EXERCISE:
Omit all images, then return the remaining material exactly as it stands.

-=-=-

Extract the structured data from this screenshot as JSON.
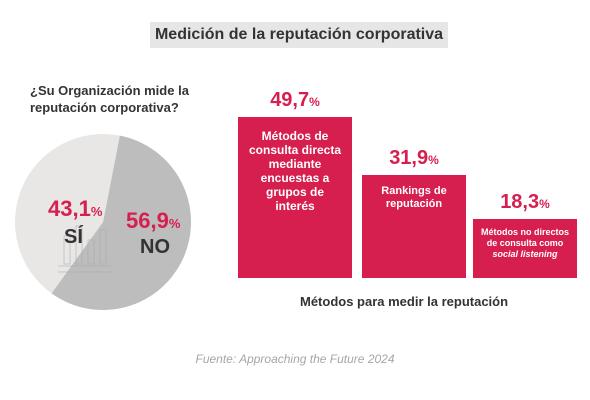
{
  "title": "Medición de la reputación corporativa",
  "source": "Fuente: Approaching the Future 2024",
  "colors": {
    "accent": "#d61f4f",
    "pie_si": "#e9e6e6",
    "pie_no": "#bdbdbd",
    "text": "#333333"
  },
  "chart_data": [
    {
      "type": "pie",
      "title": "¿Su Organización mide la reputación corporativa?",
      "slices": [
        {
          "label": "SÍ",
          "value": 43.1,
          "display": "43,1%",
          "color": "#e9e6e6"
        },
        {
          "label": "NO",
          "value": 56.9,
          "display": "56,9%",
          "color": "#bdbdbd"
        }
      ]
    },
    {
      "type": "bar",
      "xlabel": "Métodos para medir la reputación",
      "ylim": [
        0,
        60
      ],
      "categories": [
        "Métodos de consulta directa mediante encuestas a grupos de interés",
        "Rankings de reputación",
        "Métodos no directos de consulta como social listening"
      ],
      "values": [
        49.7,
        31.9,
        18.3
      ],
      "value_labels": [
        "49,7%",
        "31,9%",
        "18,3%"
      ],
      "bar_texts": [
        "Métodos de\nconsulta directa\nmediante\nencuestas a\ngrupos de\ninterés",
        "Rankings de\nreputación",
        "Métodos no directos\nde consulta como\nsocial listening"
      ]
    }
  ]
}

-=-=-

RESPONSE:
Extract the structured data from this screenshot as JSON.
{
  "title": "Medición de la reputación corporativa",
  "source": "Fuente: Approaching the Future 2024",
  "colors": {
    "accent": "#d61f4f",
    "pie_si": "#e9e6e6",
    "pie_no": "#bdbdbd",
    "text": "#333333"
  },
  "chart_data": [
    {
      "type": "pie",
      "title": "¿Su Organización mide la reputación corporativa?",
      "slices": [
        {
          "label": "SÍ",
          "value": 43.1,
          "display": "43,1%",
          "color": "#e9e6e6"
        },
        {
          "label": "NO",
          "value": 56.9,
          "display": "56,9%",
          "color": "#bdbdbd"
        }
      ]
    },
    {
      "type": "bar",
      "xlabel": "Métodos para medir la reputación",
      "ylim": [
        0,
        60
      ],
      "categories": [
        "Métodos de consulta directa mediante encuestas a grupos de interés",
        "Rankings de reputación",
        "Métodos no directos de consulta como social listening"
      ],
      "values": [
        49.7,
        31.9,
        18.3
      ],
      "value_labels": [
        "49,7%",
        "31,9%",
        "18,3%"
      ],
      "bar_texts": [
        "Métodos de\nconsulta directa\nmediante\nencuestas a\ngrupos de\ninterés",
        "Rankings de\nreputación",
        "Métodos no directos\nde consulta como\nsocial listening"
      ]
    }
  ]
}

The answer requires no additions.